● **Your task**: The entries below should be quoted exactly, with no pictures carried over.

● **Provided records**:
---+---

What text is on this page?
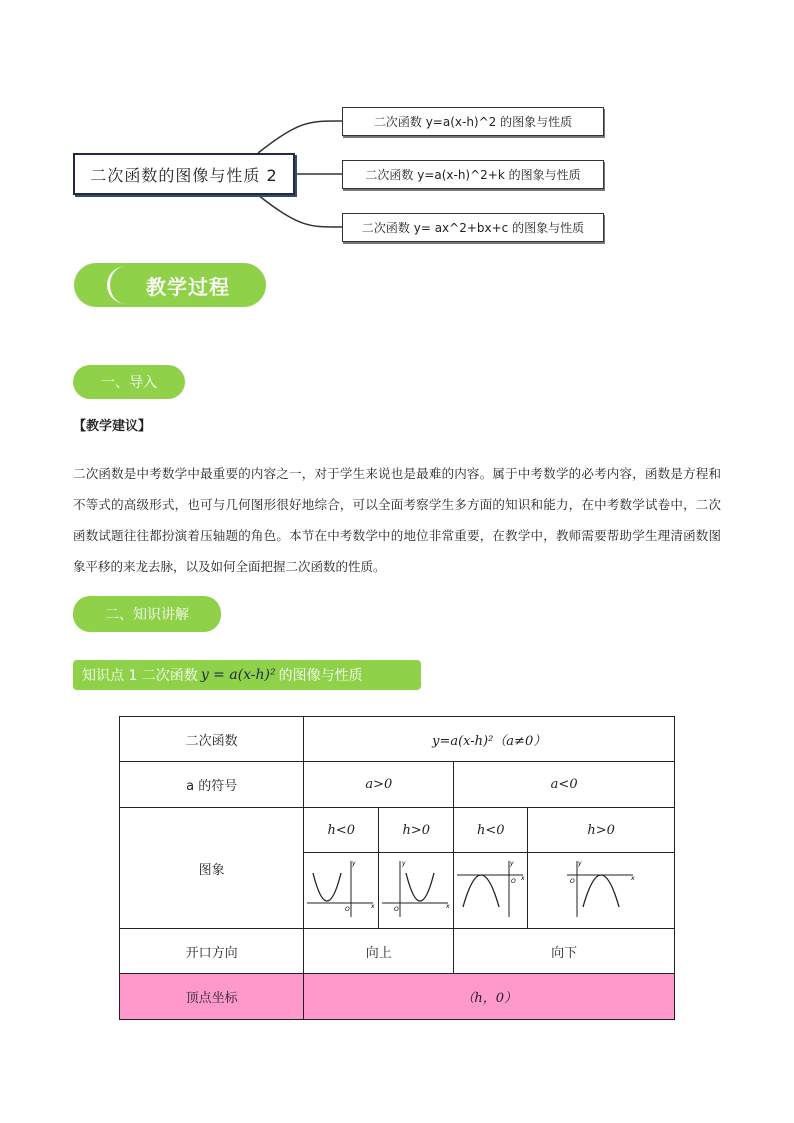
二次函数的图像与性质 2
二次函数 y=a(x-h)^2 的图象与性质
二次函数 y=a(x-h)^2+k 的图象与性质
二次函数 y= ax^2+bx+c 的图象与性质
教学过程
一、导入
【教学建议】
二次函数是中考数学中最重要的内容之一，对于学生来说也是最难的内容。属于中考数学的必考内容，函数是方程和不等式的高级形式，也可与几何图形很好地综合，可以全面考察学生多方面的知识和能力，在中考数学试卷中，二次函数试题往往都扮演着压轴题的角色。本节在中考数学中的地位非常重要，在教学中，教师需要帮助学生理清函数图象平移的来龙去脉，以及如何全面把握二次函数的性质。
二、知识讲解
知识点 1 二次函数 y = a(x-h)² 的图像与性质
二次函数	y=a(x-h)²（a≠0）			
a 的符号	a>0		a<0	
图象	h<0	h>0	h<0	h>0

y
x
O	y
x
O	y
x
O	y
x
O

开口方向	向上		向下	
顶点坐标	（h，0）			
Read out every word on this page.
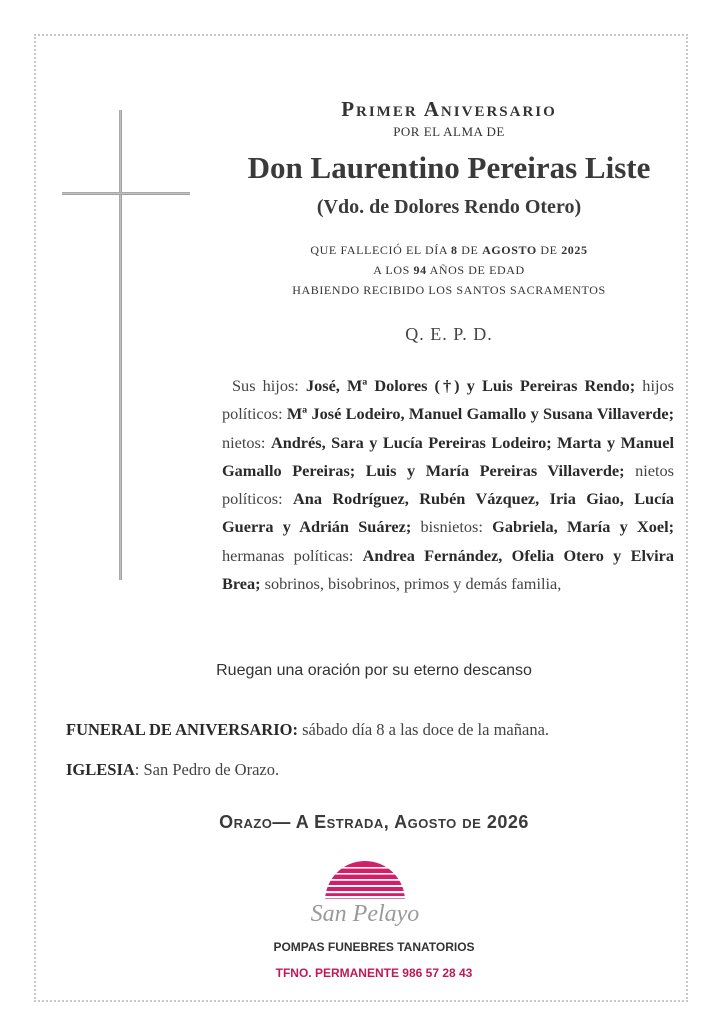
Primer Aniversario
POR EL ALMA DE
Don Laurentino Pereiras Liste
(Vdo. de Dolores Rendo Otero)
QUE FALLECIÓ EL DÍA 8 DE AGOSTO DE 2025
A LOS 94 AÑOS DE EDAD
HABIENDO RECIBIDO LOS SANTOS SACRAMENTOS
Q. E. P. D.
Sus hijos: José, Mª Dolores (†) y Luis Pereiras Rendo; hijos políticos: Mª José Lodeiro, Manuel Gamallo y Susana Villaverde; nietos: Andrés, Sara y Lucía Pereiras Lodeiro; Marta y Manuel Gamallo Pereiras; Luis y María Pereiras Villaverde; nietos políticos: Ana Rodríguez, Rubén Vázquez, Iria Giao, Lucía Guerra y Adrián Suárez; bisnietos: Gabriela, María y Xoel; hermanas políticas: Andrea Fernández, Ofelia Otero y Elvira Brea; sobrinos, bisobrinos, primos y demás familia,
Ruegan una oración por su eterno descanso
FUNERAL DE ANIVERSARIO: sábado día 8 a las doce de la mañana.
IGLESIA: San Pedro de Orazo.
Orazo— A Estrada, Agosto de 2026
San Pelayo
POMPAS FUNEBRES TANATORIOS
TFNO. PERMANENTE 986 57 28 43
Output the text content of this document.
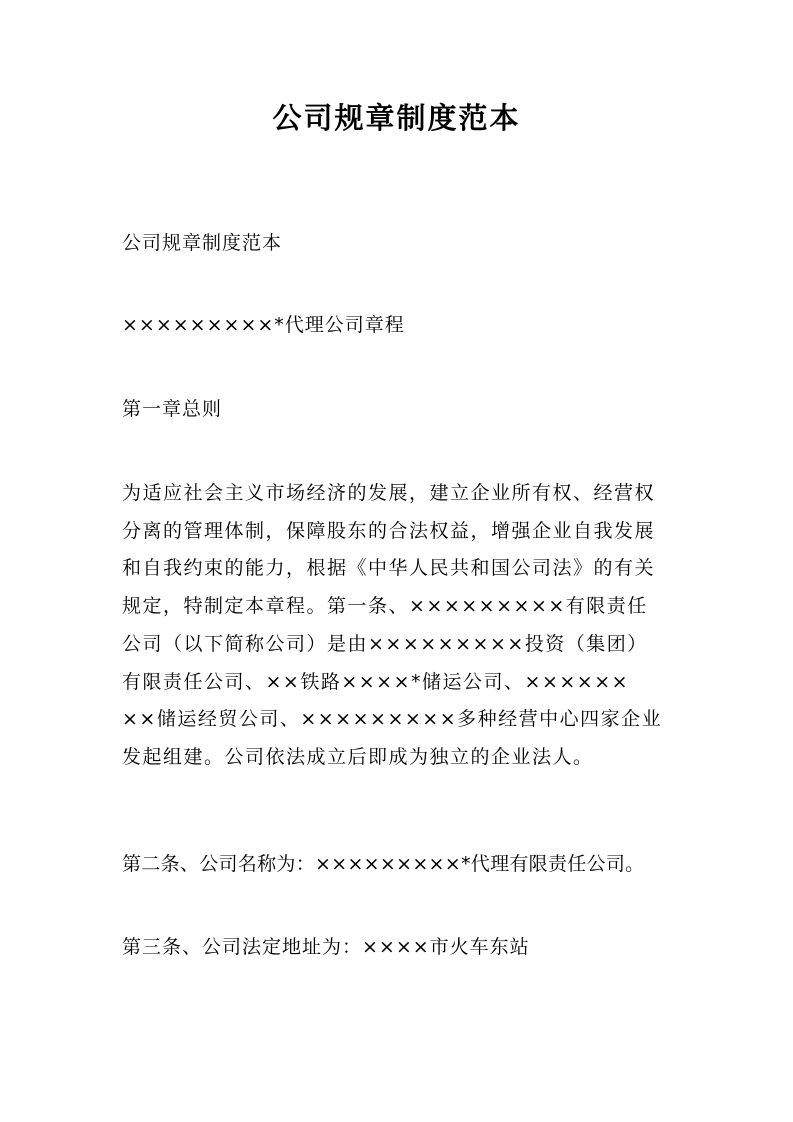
公司规章制度范本
公司规章制度范本
×××××××××*代理公司章程
第一章总则
为适应社会主义市场经济的发展，建立企业所有权、经营权
分离的管理体制，保障股东的合法权益，增强企业自我发展
和自我约束的能力，根据《中华人民共和国公司法》的有关
规定，特制定本章程。第一条、×××××××××有限责任
公司（以下简称公司）是由×××××××××投资（集团）
有限责任公司、××铁路××××*储运公司、××××××
××储运经贸公司、×××××××××多种经营中心四家企业
发起组建。公司依法成立后即成为独立的企业法人。
第二条、公司名称为：×××××××××*代理有限责任公司。
第三条、公司法定地址为：××××市火车东站
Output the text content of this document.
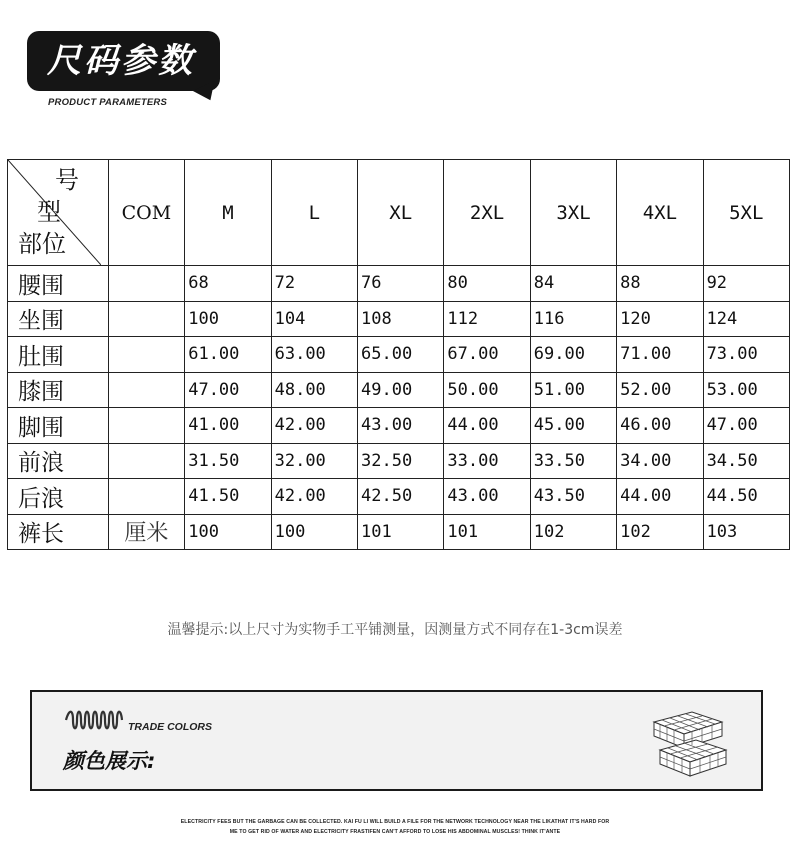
尺码参数
PRODUCT PARAMETERS
号
型
部位	COM	M	L	XL	2XL	3XL	4XL	5XL
腰围		68	72	76	80	84	88	92
坐围		100	104	108	112	116	120	124
肚围		61.00	63.00	65.00	67.00	69.00	71.00	73.00
膝围		47.00	48.00	49.00	50.00	51.00	52.00	53.00
脚围		41.00	42.00	43.00	44.00	45.00	46.00	47.00
前浪		31.50	32.00	32.50	33.00	33.50	34.00	34.50
后浪		41.50	42.00	42.50	43.00	43.50	44.00	44.50
裤长	厘米	100	100	101	101	102	102	103
温馨提示:以上尺寸为实物手工平铺测量，因测量方式不同存在1-3cm误差
TRADE COLORS
颜色展示:
ELECTRICITY FEES BUT THE GARBAGE CAN BE COLLECTED. KAI FU LI WILL BUILD A FILE FOR THE NETWORK TECHNOLOGY NEAR THE LIKATHAT IT'S HARD FOR
ME TO GET RID OF WATER AND ELECTRICITY FRASTIFEN CAN'T AFFORD TO LOSE HIS ABDOMINAL MUSCLES! THINK IT'ANTE
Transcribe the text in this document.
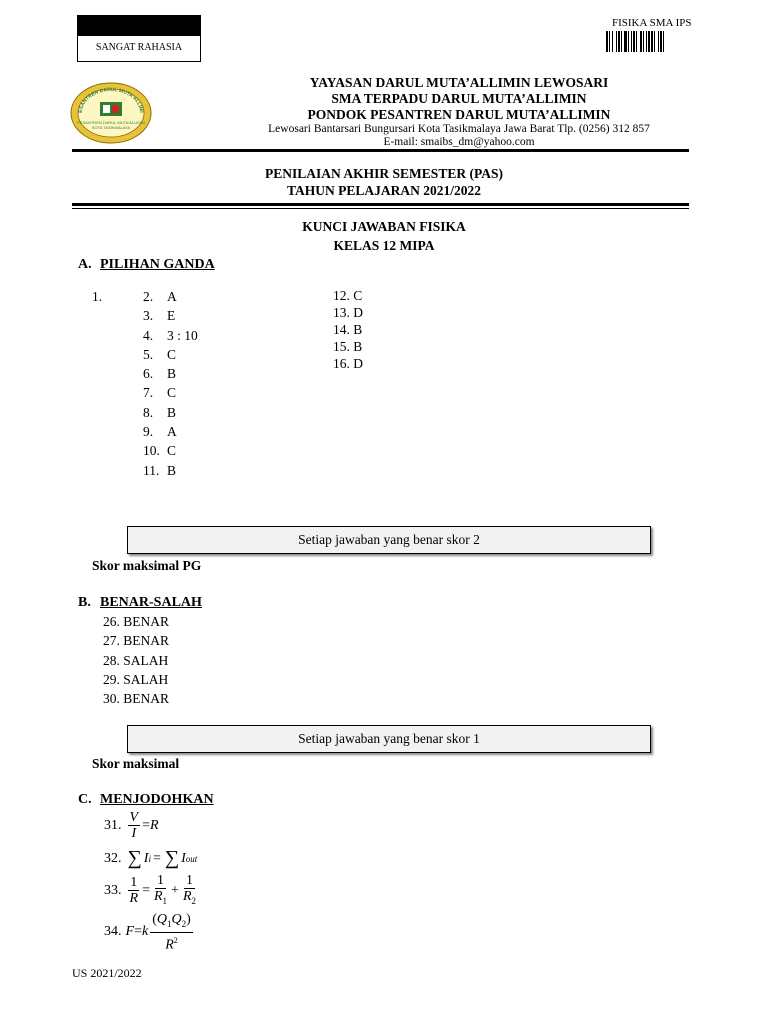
SANGAT RAHASIA
FISIKA SMA IPS
ESANTREN DARUL MUTA'ALLIMI
PESANTREN DARUL MUTA'ALLIMIN
KOTA TASIKMALAYA
YAYASAN DARUL MUTA’ALLIMIN LEWOSARI
SMA TERPADU DARUL MUTA’ALLIMIN
PONDOK PESANTREN DARUL MUTA’ALLIMIN
Lewosari Bantarsari Bungursari Kota Tasikmalaya Jawa Barat Tlp. (0256) 312 857
E-mail: smaibs_dm@yahoo.com
PENILAIAN AKHIR SEMESTER (PAS)
TAHUN PELAJARAN 2021/2022
KUNCI JAWABAN FISIKA
KELAS 12 MIPA
A. PILIHAN GANDA
1.	2. A
3. E
4. 3 : 10
5. C
6. B
7. C
8. B
9. A
10. C
11. B
12. C
13. D
14. B
15. B
16. D
Setiap jawaban yang benar skor 2
Skor maksimal PG
B. BENAR-SALAH
26. BENAR
27. BENAR
28. SALAH
29. SALAH
30. BENAR
Setiap jawaban yang benar skor 1
Skor maksimal
C. MENJODOHKAN
31. $\frac{V}{I} = R$
32. ∑ I i = ∑ I out
33. $\frac{1}{R} = \frac{1}{R_1} + \frac{1}{R_2}$
34. F = k $\frac{(Q_1Q_2)}{R^2}$
US 2021/2022
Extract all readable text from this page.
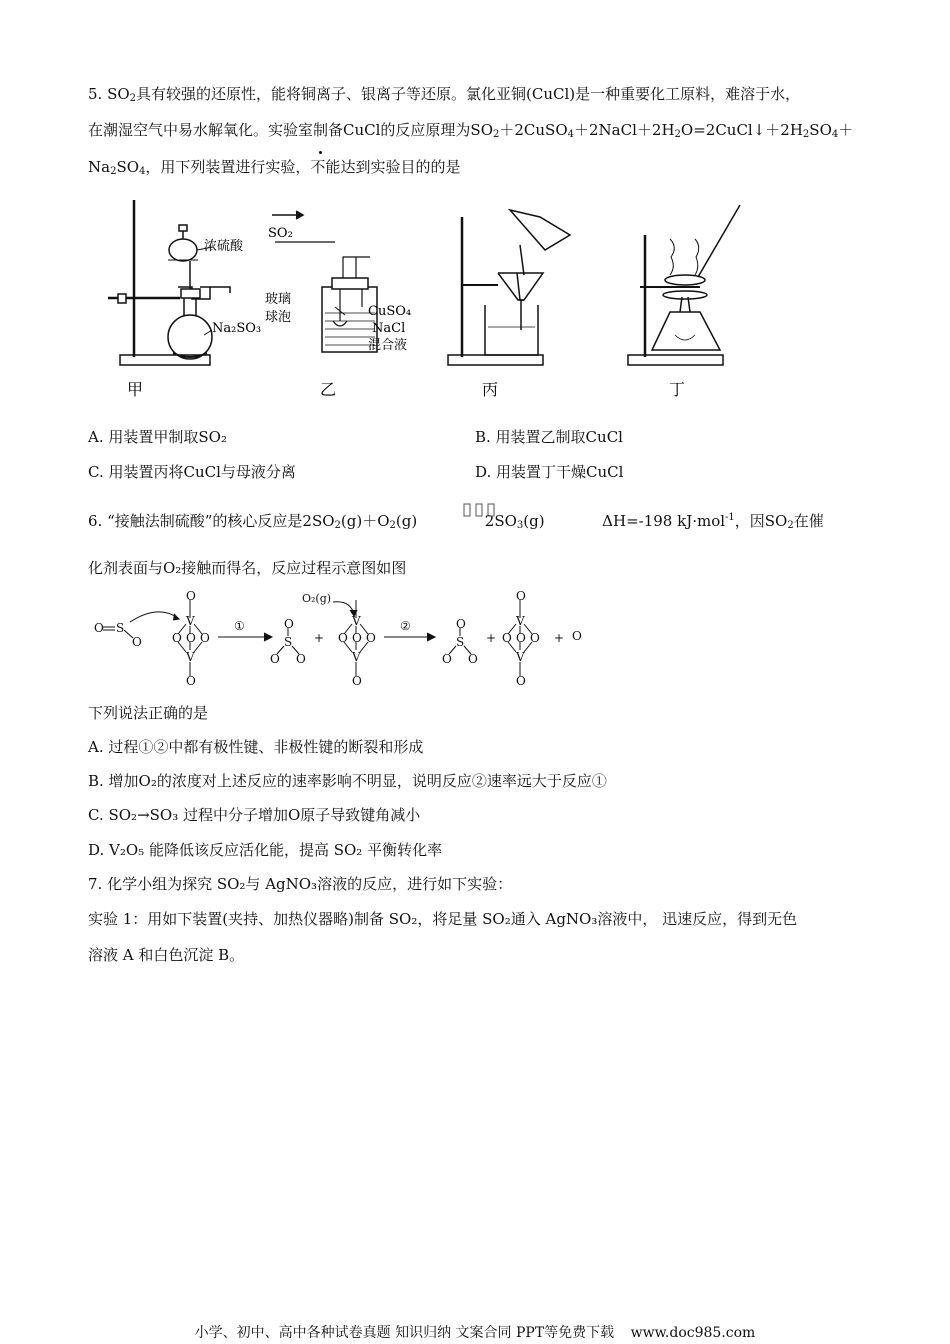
5. $SO_2$具有较强的还原性，能将铜离子、银离子等还原。氯化亚铜(CuCl)是一种重要化工原料，难溶于水，
在潮湿空气中易水解氧化。实验室制备CuCl的反应原理为$SO_2+2CuSO_4+2NaCl+2H_2O=2CuCl↓+2H_2SO_4+$
$Na_2SO_4$，用下列装置进行实验，不能达到实验目的的是
浓硫酸
Na₂SO₃
SO₂
玻璃
球泡	CuSO₄
NaCl
混合液
甲	乙	丙	丁
A. 用装置甲制取SO₂	B. 用装置乙制取CuCl
C. 用装置丙将CuCl与母液分离	D. 用装置丁干燥CuCl
6. “接触法制硫酸”的核心反应是$2SO_2(g)+O_2(g)$	$2SO_3(g)$	ΔH=-198 kJ·mol$^{-1}$，因$SO_2$在催
化剂表面与O₂接触而得名，反应过程示意图如图
O S
O
O
V
O O O
V
O
①	O
S
O O
+
O₂(g)
V
O O O
V
O
②	O
S
O O
+
O
V
O O O
V
O
+ O
下列说法正确的是
A. 过程①②中都有极性键、非极性键的断裂和形成
B. 增加O₂的浓度对上述反应的速率影响不明显，说明反应②速率远大于反应①
C. SO₂→SO₃ 过程中分子增加O原子导致键角减小
D. V₂O₅ 能降低该反应活化能，提高 SO₂ 平衡转化率
7. 化学小组为探究 SO₂与 AgNO₃溶液的反应，进行如下实验：
实验 1：用如下装置(夹持、加热仪器略)制备 SO₂，将足量 SO₂通入 AgNO₃溶液中， 迅速反应，得到无色
溶液 A 和白色沉淀 B。
小学、初中、高中各种试卷真题 知识归纳 文案合同 PPT等免费下载 www.doc985.com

---+---

● **Answer to this exercise**:
What text is on this page?
二次函数的图像与性质 2
二次函数 y=a(x-h)^2 的图象与性质
二次函数 y=a(x-h)^2+k 的图象与性质
二次函数 y= ax^2+bx+c 的图象与性质
教学过程
一、导入
【教学建议】
二次函数是中考数学中最重要的内容之一，对于学生来说也是最难的内容。属于中考数学的必考内容，函数是方程和不等式的高级形式，也可与几何图形很好地综合，可以全面考察学生多方面的知识和能力，在中考数学试卷中，二次函数试题往往都扮演着压轴题的角色。本节在中考数学中的地位非常重要，在教学中，教师需要帮助学生理清函数图象平移的来龙去脉，以及如何全面把握二次函数的性质。
二、知识讲解
知识点 1 二次函数 y = a(x-h)² 的图像与性质
二次函数	y=a(x-h)²（a≠0）			
a 的符号	a>0		a<0	
图象	h<0	h>0	h<0	h>0

y
x
O	y
x
O	y
x
O	y
x
O

开口方向	向上		向下	
顶点坐标	（h，0）			
Read out every word on this page.
Primer Aniversario
POR EL ALMA DE
Don Laurentino Pereiras Liste
(Vdo. de Dolores Rendo Otero)
QUE FALLECIÓ EL DÍA 8 DE AGOSTO DE 2025
A LOS 94 AÑOS DE EDAD
HABIENDO RECIBIDO LOS SANTOS SACRAMENTOS
Q. E. P. D.
Sus hijos: José, Mª Dolores (†) y Luis Pereiras Rendo; hijos políticos: Mª José Lodeiro, Manuel Gamallo y Susana Villaverde; nietos: Andrés, Sara y Lucía Pereiras Lodeiro; Marta y Manuel Gamallo Pereiras; Luis y María Pereiras Villaverde; nietos políticos: Ana Rodríguez, Rubén Vázquez, Iria Giao, Lucía Guerra y Adrián Suárez; bisnietos: Gabriela, María y Xoel; hermanas políticas: Andrea Fernández, Ofelia Otero y Elvira Brea; sobrinos, bisobrinos, primos y demás familia,
Ruegan una oración por su eterno descanso
FUNERAL DE ANIVERSARIO: sábado día 8 a las doce de la mañana.
IGLESIA: San Pedro de Orazo.
Orazo— A Estrada, Agosto de 2026
San Pelayo
POMPAS FUNEBRES TANATORIOS
TFNO. PERMANENTE 986 57 28 43
Output the text content of this document.
公司规章制度范本
公司规章制度范本
×××××××××*代理公司章程
第一章总则
为适应社会主义市场经济的发展，建立企业所有权、经营权
分离的管理体制，保障股东的合法权益，增强企业自我发展
和自我约束的能力，根据《中华人民共和国公司法》的有关
规定，特制定本章程。第一条、×××××××××有限责任
公司（以下简称公司）是由×××××××××投资（集团）
有限责任公司、××铁路××××*储运公司、××××××
××储运经贸公司、×××××××××多种经营中心四家企业
发起组建。公司依法成立后即成为独立的企业法人。
第二条、公司名称为：×××××××××*代理有限责任公司。
第三条、公司法定地址为：××××市火车东站
Output the text content of this document.
尺码参数
PRODUCT PARAMETERS
号
型
部位	COM	M	L	XL	2XL	3XL	4XL	5XL
腰围		68	72	76	80	84	88	92
坐围		100	104	108	112	116	120	124
肚围		61.00	63.00	65.00	67.00	69.00	71.00	73.00
膝围		47.00	48.00	49.00	50.00	51.00	52.00	53.00
脚围		41.00	42.00	43.00	44.00	45.00	46.00	47.00
前浪		31.50	32.00	32.50	33.00	33.50	34.00	34.50
后浪		41.50	42.00	42.50	43.00	43.50	44.00	44.50
裤长	厘米	100	100	101	101	102	102	103
温馨提示:以上尺寸为实物手工平铺测量，因测量方式不同存在1-3cm误差
TRADE COLORS
颜色展示:
ELECTRICITY FEES BUT THE GARBAGE CAN BE COLLECTED. KAI FU LI WILL BUILD A FILE FOR THE NETWORK TECHNOLOGY NEAR THE LIKATHAT IT'S HARD FOR
ME TO GET RID OF WATER AND ELECTRICITY FRASTIFEN CAN'T AFFORD TO LOSE HIS ABDOMINAL MUSCLES! THINK IT'ANTE
Transcribe the text in this document.
SANGAT RAHASIA
FISIKA SMA IPS
ESANTREN DARUL MUTA'ALLIMI
PESANTREN DARUL MUTA'ALLIMIN
KOTA TASIKMALAYA
YAYASAN DARUL MUTA’ALLIMIN LEWOSARI
SMA TERPADU DARUL MUTA’ALLIMIN
PONDOK PESANTREN DARUL MUTA’ALLIMIN
Lewosari Bantarsari Bungursari Kota Tasikmalaya Jawa Barat Tlp. (0256) 312 857
E-mail: smaibs_dm@yahoo.com
PENILAIAN AKHIR SEMESTER (PAS)
TAHUN PELAJARAN 2021/2022
KUNCI JAWABAN FISIKA
KELAS 12 MIPA
A. PILIHAN GANDA
1.	2. A
3. E
4. 3 : 10
5. C
6. B
7. C
8. B
9. A
10. C
11. B
12. C
13. D
14. B
15. B
16. D
Setiap jawaban yang benar skor 2
Skor maksimal PG
B. BENAR-SALAH
26. BENAR
27. BENAR
28. SALAH
29. SALAH
30. BENAR
Setiap jawaban yang benar skor 1
Skor maksimal
C. MENJODOHKAN
31. $\frac{V}{I} = R$
32. ∑ I i = ∑ I out
33. $\frac{1}{R} = \frac{1}{R_1} + \frac{1}{R_2}$
34. F = k $\frac{(Q_1Q_2)}{R^2}$
US 2021/2022
Extract all readable text from this page.
5. $SO_2$具有较强的还原性，能将铜离子、银离子等还原。氯化亚铜(CuCl)是一种重要化工原料，难溶于水，
在潮湿空气中易水解氧化。实验室制备CuCl的反应原理为$SO_2+2CuSO_4+2NaCl+2H_2O=2CuCl↓+2H_2SO_4+$
$Na_2SO_4$，用下列装置进行实验，不能达到实验目的的是
浓硫酸
Na₂SO₃
SO₂
玻璃
球泡	CuSO₄
NaCl
混合液
甲	乙	丙	丁
A. 用装置甲制取SO₂	B. 用装置乙制取CuCl
C. 用装置丙将CuCl与母液分离	D. 用装置丁干燥CuCl
6. “接触法制硫酸”的核心反应是$2SO_2(g)+O_2(g)$	$2SO_3(g)$	ΔH=-198 kJ·mol$^{-1}$，因$SO_2$在催
化剂表面与O₂接触而得名，反应过程示意图如图
O S
O
O
V
O O O
V
O
①	O
S
O O
+
O₂(g)
V
O O O
V
O
②	O
S
O O
+
O
V
O O O
V
O
+ O
下列说法正确的是
A. 过程①②中都有极性键、非极性键的断裂和形成
B. 增加O₂的浓度对上述反应的速率影响不明显，说明反应②速率远大于反应①
C. SO₂→SO₃ 过程中分子增加O原子导致键角减小
D. V₂O₅ 能降低该反应活化能，提高 SO₂ 平衡转化率
7. 化学小组为探究 SO₂与 AgNO₃溶液的反应，进行如下实验：
实验 1：用如下装置(夹持、加热仪器略)制备 SO₂，将足量 SO₂通入 AgNO₃溶液中， 迅速反应，得到无色
溶液 A 和白色沉淀 B。
小学、初中、高中各种试卷真题 知识归纳 文案合同 PPT等免费下载 www.doc985.com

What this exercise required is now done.